EXERCISE GOAL – Return each line containing the string "STEEL".

[Records]

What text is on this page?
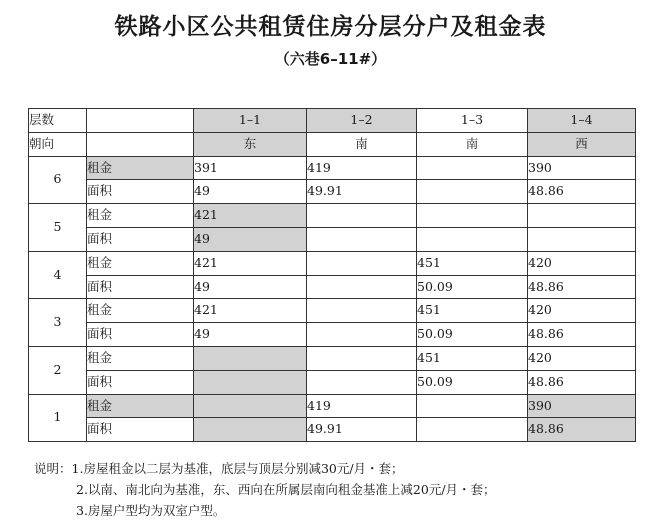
铁路小区公共租赁住房分层分户及租金表
（六巷6–11#）
层数		1–1	1–2	1–3	1–4
朝向		东	南	南	西
6	租金	391	419		390
	面积	49	49.91		48.86
5	租金	421			
	面积	49			
4	租金	421		451	420
	面积	49		50.09	48.86
3	租金	421		451	420
	面积	49		50.09	48.86
2	租金			451	420
	面积			50.09	48.86
1	租金		419		390
	面积		49.91		48.86
说明：1.房屋租金以二层为基准，底层与顶层分别减30元/月・套；
2.以南、南北向为基准，东、西向在所属层南向租金基准上减20元/月・套；
3.房屋户型均为双室户型。
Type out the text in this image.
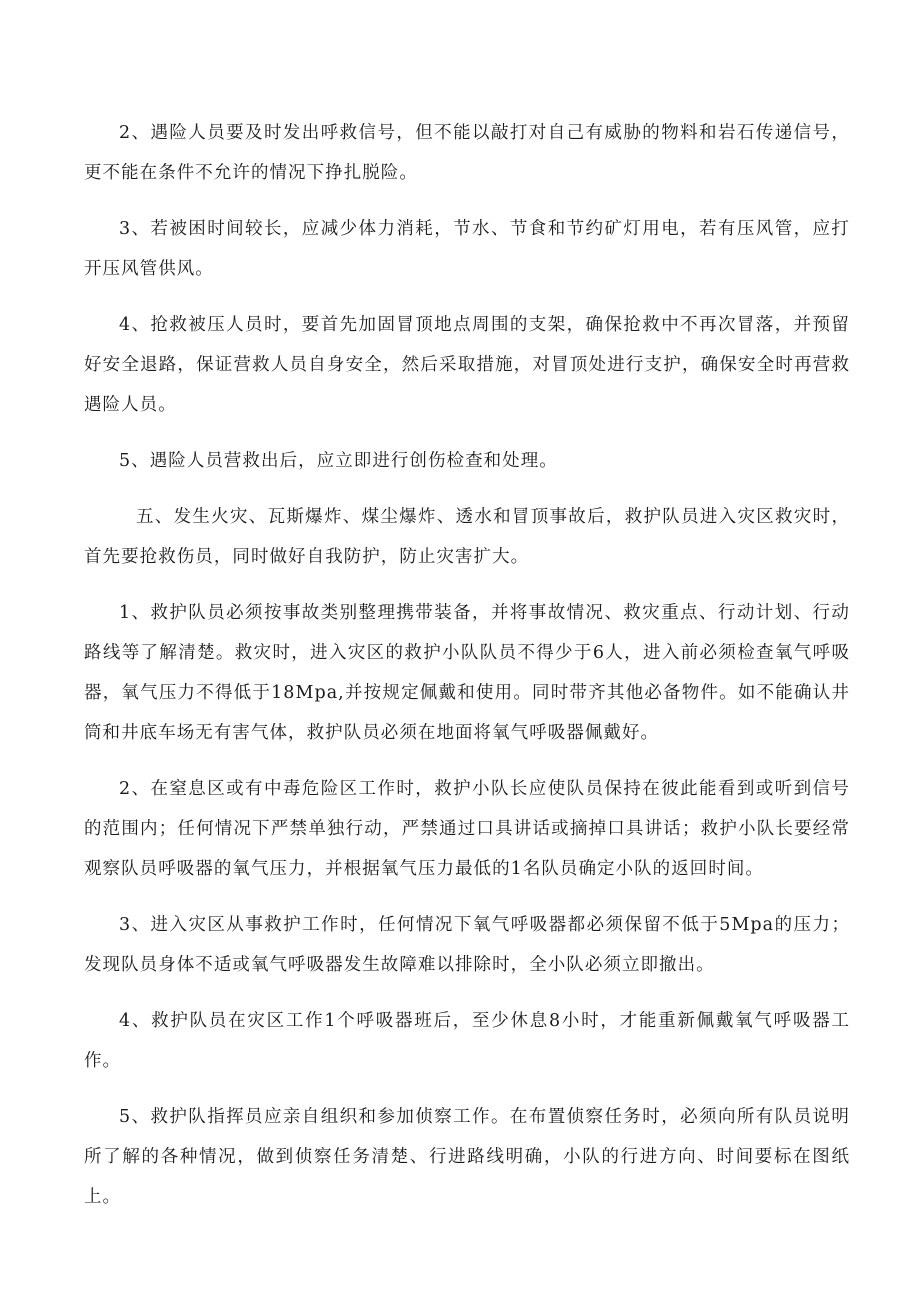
2、遇险人员要及时发出呼救信号，但不能以敲打对自己有威胁的物料和岩石传递信号，更不能在条件不允许的情况下挣扎脱险。

3、若被困时间较长，应减少体力消耗，节水、节食和节约矿灯用电，若有压风管，应打开压风管供风。

4、抢救被压人员时，要首先加固冒顶地点周围的支架，确保抢救中不再次冒落，并预留好安全退路，保证营救人员自身安全，然后采取措施，对冒顶处进行支护，确保安全时再营救遇险人员。

5、遇险人员营救出后，应立即进行创伤检查和处理。

五、发生火灾、瓦斯爆炸、煤尘爆炸、透水和冒顶事故后，救护队员进入灾区救灾时，首先要抢救伤员，同时做好自我防护，防止灾害扩大。

1、救护队员必须按事故类别整理携带装备，并将事故情况、救灾重点、行动计划、行动路线等了解清楚。救灾时，进入灾区的救护小队队员不得少于6人，进入前必须检查氧气呼吸器，氧气压力不得低于18Mpa,并按规定佩戴和使用。同时带齐其他必备物件。如不能确认井筒和井底车场无有害气体，救护队员必须在地面将氧气呼吸器佩戴好。

2、在窒息区或有中毒危险区工作时，救护小队长应使队员保持在彼此能看到或听到信号的范围内；任何情况下严禁单独行动，严禁通过口具讲话或摘掉口具讲话；救护小队长要经常观察队员呼吸器的氧气压力，并根据氧气压力最低的1名队员确定小队的返回时间。

3、进入灾区从事救护工作时，任何情况下氧气呼吸器都必须保留不低于5Mpa的压力；发现队员身体不适或氧气呼吸器发生故障难以排除时，全小队必须立即撤出。

4、救护队员在灾区工作1个呼吸器班后，至少休息8小时，才能重新佩戴氧气呼吸器工作。

5、救护队指挥员应亲自组织和参加侦察工作。在布置侦察任务时，必须向所有队员说明所了解的各种情况，做到侦察任务清楚、行进路线明确，小队的行进方向、时间要标在图纸上。
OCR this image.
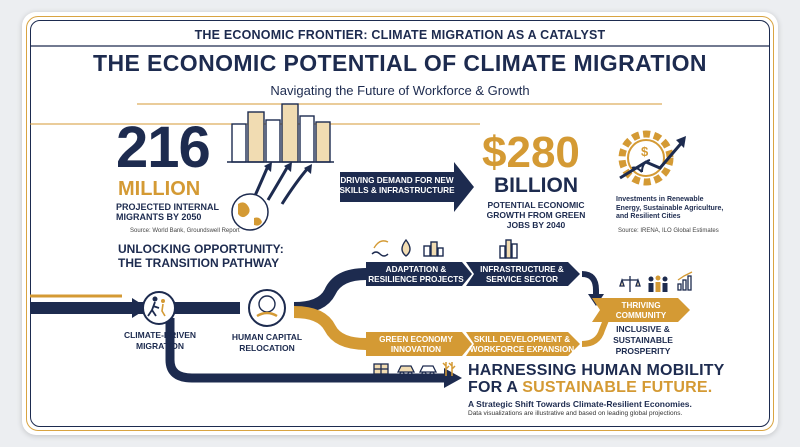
THE ECONOMIC FRONTIER: CLIMATE MIGRATION AS A CATALYST
THE ECONOMIC POTENTIAL OF CLIMATE MIGRATION
Navigating the Future of Workforce & Growth
216
MILLION
PROJECTED INTERNAL
MIGRANTS BY 2050
Source: World Bank, Groundswell Report
DRIVING DEMAND FOR NEW
SKILLS & INFRASTRUCTURE
$280
BILLION
POTENTIAL ECONOMIC
GROWTH FROM GREEN
JOBS BY 2040
$
Investments in Renewable
Energy, Sustainable Agriculture,
and Resilient Cities
Source: IRENA, ILO Global Estimates
UNLOCKING OPPORTUNITY:
THE TRANSITION PATHWAY	ADAPTATION &
RESILIENCE PROJECTS
INFRASTRUCTURE &
SERVICE SECTOR GROWTH
GREEN ECONOMY
INNOVATION
SKILL DEVELOPMENT &
WORKFORCE EXPANSION
THRIVING
COMMUNITY
CLIMATE-DRIVEN
MIGRATION
HUMAN CAPITAL
RELOCATION
INCLUSIVE &
SUSTAINABLE
PROSPERITY
HARNESSING HUMAN MOBILITY
FOR A SUSTAINABLE FUTURE.
A Strategic Shift Towards Climate-Resilient Economies.
Data visualizations are illustrative and based on leading global projections.
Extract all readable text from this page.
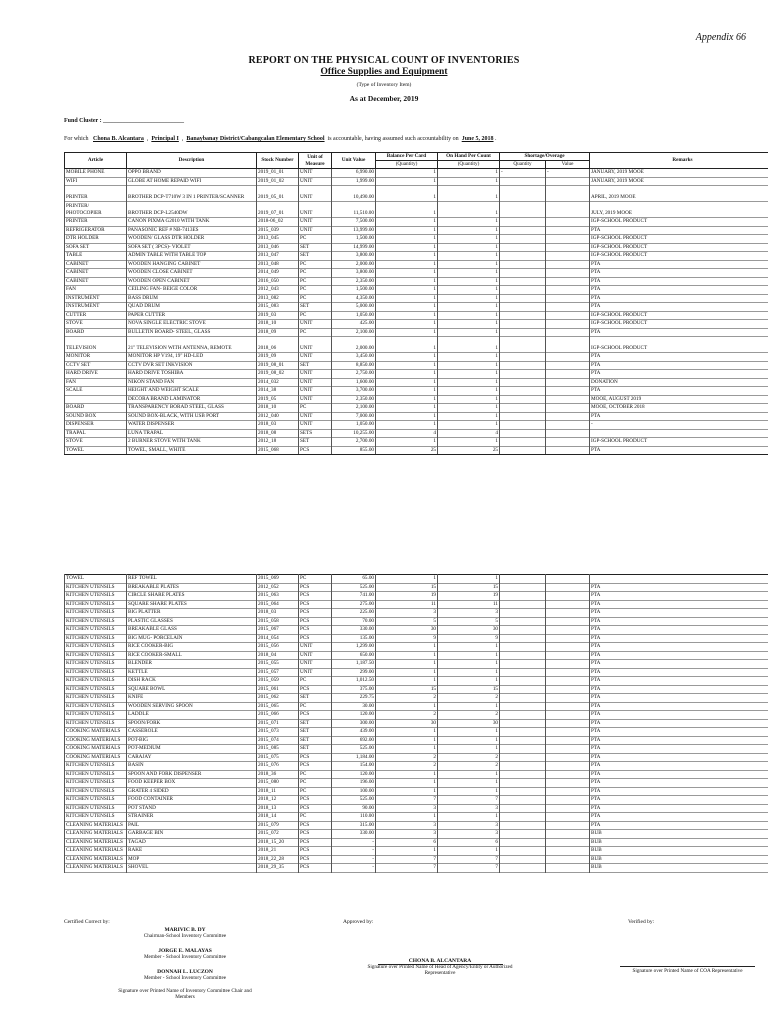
Appendix 66
REPORT ON THE PHYSICAL COUNT OF INVENTORIES
Office Supplies and Equipment
(Type of Inventory Item)
As at December, 2019
Fund Cluster : ___________________________
For which Chona B. Alcantara  ,  Principal I  ,  Banaybanay District/Cabangcalan Elementary School is accountable, having assumed such accountability on June 5, 2018 .
Article	Description	Stock Number	Unit of Measure	Unit Value	Balance Per Card	On Hand Per Count	Shortage/Overage		Remarks
					(Quantity)	(Quantity)	Quantity	Value	
MOBILE PHONE	OPPO BRAND	2019_01_01	UNIT	6,990.00	1	1	-	-	JANUARY, 2019 MOOE
WIFI	GLOBE AT HOME REPAID WIFI	2019_01_02	UNIT	1,999.00	1	1			JANUARY, 2019 MOOE
PRINTER	BROTHER DCP-T710W 3 IN 1 PRINTER/SCANNER	2019_05_01	UNIT	10,490.00	1	1			APRIL, 2019 MOOE
PRINTER/ PHOTOCOPIER	BROTHER DCP-L2540DW	2019_07_01	UNIT	11,510.00	1	1			JULY, 2019 MOOE
PRINTER	CANON PIXMA G2010 WITH TANK	2018-06_02	UNIT	7,500.00	1	1			IGP-SCHOOL PRODUCT
REFRIGERATOR	PANASONIC REF # NB-7413ES	2015_039	UNIT	13,999.00	1	1			PTA
DTR HOLDER	WOODEN/ GLASS DTR HOLDER	2013_045	PC	1,500.00	1	1			IGP-SCHOOL PRODUCT
SOFA SET	SOFA SET ( 3PCS)- VIOLET	2013_046	SET	14,999.00	1	1			IGP-SCHOOL PRODUCT
TABLE	ADMIN TABLE WITH TABLE TOP	2013_047	SET	3,800.00	1	1			IGP-SCHOOL PRODUCT
CABINET	WOODEN HANGING CABINET	2013_048	PC	2,000.00	1	1			PTA
CABINET	WOODEN CLOSE CABINET	2014_049	PC	3,800.00	1	1			PTA
CABINET	WOODEN OPEN CABINET	2016_050	PC	2,350.00	1	1			PTA
FAN	CEILING FAN- BEIGE COLOR	2012_043	PC	1,500.00	1	1			PTA
INSTRUMENT	BASS DRUM	2013_082	PC	4,350.00	1	1			PTA
INSTRUMENT	QUAD DRUM	2015_083	SET	5,000.00	1	1			PTA
CUTTER	PAPER CUTTER	2019_03	PC	1,050.00	1	1			IGP-SCHOOL PRODUCT
STOVE	NOVA SINGLE ELECTRIC STOVE	2018_10	UNIT	425.00	1	1			IGP-SCHOOL PRODUCT
BOARD	BULLETIN BOARD- STEEL, GLASS	2018_09	PC	2,100.00	1	1			PTA
TELEVISION	21" TELEVISION WITH ANTENNA, REMOTE	2018_06	UNIT	2,000.00	1	1			IGP-SCHOOL PRODUCT
MONITOR	MONITOR HP V194, 19" HD-LED	2019_09	UNIT	3,450.00	1	1			PTA
CCTV SET	CCTV DVR SET INKVISION	2019_08_01	SET	8,850.00	1	1			PTA
HARD DRIVE	HARD DRIVE TOSHIBA	2019_08_02	UNIT	2,750.00	1	1			PTA
FAN	NIKON STAND FAN	2014_032	UNIT	1,600.00	1	1			DONATION
SCALE	HEIGHT AND WEIGHT SCALE	2014_38	UNIT	3,700.00	1	1			PTA
	DECORA BRAND LAMINATOR	2019_05	UNIT	2,350.00	1	1			MOOE, AUGUST 2019
BOARD	TRANSPARENCY BORAD STEEL, GLASS	2018_10	PC	2,100.00	1	1			MOOE, OCTOBER 2018
SOUND BOX	SOUND BOX-BLACK, WITH USB PORT	2012_040	UNIT	7,000.00	1	1			PTA
DISPENSER	WATER DISPENSER	2018_03	UNIT	1,050.00	1	1			-
TRAPAL	LUNA TRAPAL	2018_08	SETS	10,255.00	4	4			
STOVE	2 BURNER STOVE WITH TANK	2012_18	SET	2,700.00	1	1			IGP-SCHOOL PRODUCT
TOWEL	TOWEL, SMALL, WHITE	2015_068	PCS	855.00	25	25			PTA
TOWEL	REF TOWEL	2015_069	PC	65.00	1	1			
KITCHEN UTENSILS	BREAKABLE PLATES	2012_052	PCS	525.00	15	15			PTA
KITCHEN UTENSILS	CIRCLE SHARE PLATES	2015_063	PCS	741.00	19	19			PTA
KITCHEN UTENSILS	SQUARE SHARE PLATES	2015_064	PCS	275.00	11	11			PTA
KITCHEN UTENSILS	BIG PLATTER	2018_03	PCS	225.00	3	3			PTA
KITCHEN UTENSILS	PLASTIC GLASSES	2015_058	PCS	70.00	5	5			PTA
KITCHEN UTENSILS	BREAKABLE GLASS	2015_067	PCS	330.00	30	30			PTA
KITCHEN UTENSILS	BIG MUG- PORCELAIN	2014_054	PCS	135.00	9	9			PTA
KITCHEN UTENSILS	RICE COOKER-BIG	2015_056	UNIT	1,299.00	1	1			PTA
KITCHEN UTENSILS	RICE COOKER-SMALL	2018_04	UNIT	650.00	1	1			PTA
KITCHEN UTENSILS	BLENDER	2015_055	UNIT	1,187.50	1	1			PTA
KITCHEN UTENSILS	KETTLE	2015_057	UNIT	299.00	1	1			PTA
KITCHEN UTENSILS	DISH RACK	2015_059	PC	1,012.50	1	1			PTA
KITCHEN UTENSILS	SQUARE BOWL	2015_061	PCS	375.00	15	15			PTA
KITCHEN UTENSILS	KNIFE	2015_062	SET	229.75	2	2			PTA
KITCHEN UTENSILS	WOODEN SERVING SPOON	2015_065	PC	30.00	1	1			PTA
KITCHEN UTENSILS	LADDLE	2015_066	PCS	120.00	2	2			PTA
KITCHEN UTENSILS	SPOON/FORK	2015_071	SET	300.00	30	30			PTA
COOKING MATERIALS	CASSEROLE	2015_073	SET	439.00	1	1			PTA
COOKING MATERIALS	POT-BIG	2015_074	SET	692.00	1	1			PTA
COOKING MATERIALS	POT-MEDIUM	2015_085	SET	525.00	1	1			PTA
COOKING MATERIALS	CARAJAY	2015_075	PCS	1,184.00	2	2			PTA
KITCHEN UTENSILS	BASIN	2015_076	PCS	154.00	2	2			PTA
KITCHEN UTENSILS	SPOON AND FORK DISPENSER	2018_36	PC	120.00	1	1			PTA
KITCHEN UTENSILS	FOOD KEEPER BOX	2015_080	PC	196.00	1	1			PTA
KITCHEN UTENSILS	GRATER 4 SIDED	2018_11	PC	100.00	1	1			PTA
KITCHEN UTENSILS	FOOD CONTAINER	2018_12	PCS	525.00	7	7			PTA
KITCHEN UTENSILS	POT STAND	2018_13	PCS	90.00	3	3			PTA
KITCHEN UTENSILS	STRAINER	2018_14	PC	110.00	1	1			PTA
CLEANING MATERIALS	PAIL	2015_079	PCS	315.00	3	3			PTA
CLEANING MATERIALS	GARBAGE BIN	2015_072	PCS	330.00	3	3			BUB
CLEANING MATERIALS	TAGAD	2018_15_20	PCS	-	6	6			BUB
CLEANING MATERIALS	RAKE	2018_21	PCS	-	1	1			BUB
CLEANING MATERIALS	MOP	2018_22_28	PCS	-	7	7			BUB
CLEANING MATERIALS	SHOVEL	2018_29_35	PCS	-	7	7			BUB
Certified Correct by:	Approved by:	Verified by:
MARIVIC B. DY
Chairman-School Inventory Committee
JORGE E. MALAYAS
Member - School Inventory Committee
DONNAH L. LUCZON
Member - School Inventory Committee
Signature over Printed Name of Inventory Committee Chair and Members
CHONA B. ALCANTARA
Signature over Printed Name of Head of Agency/Entity or Authorized Representative	Signature over Printed Name of COA Representative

ANSWER BELOW –
BOARD	BULLETIN BOARD- STEEL, GLASS	2018_09	PC	2,100.00	1	1			PTA
BOARD	TRANSPARENCY BORAD STEEL, GLASS	2018_10	PC	2,100.00	1	1			MOOE, OCTOBER 2018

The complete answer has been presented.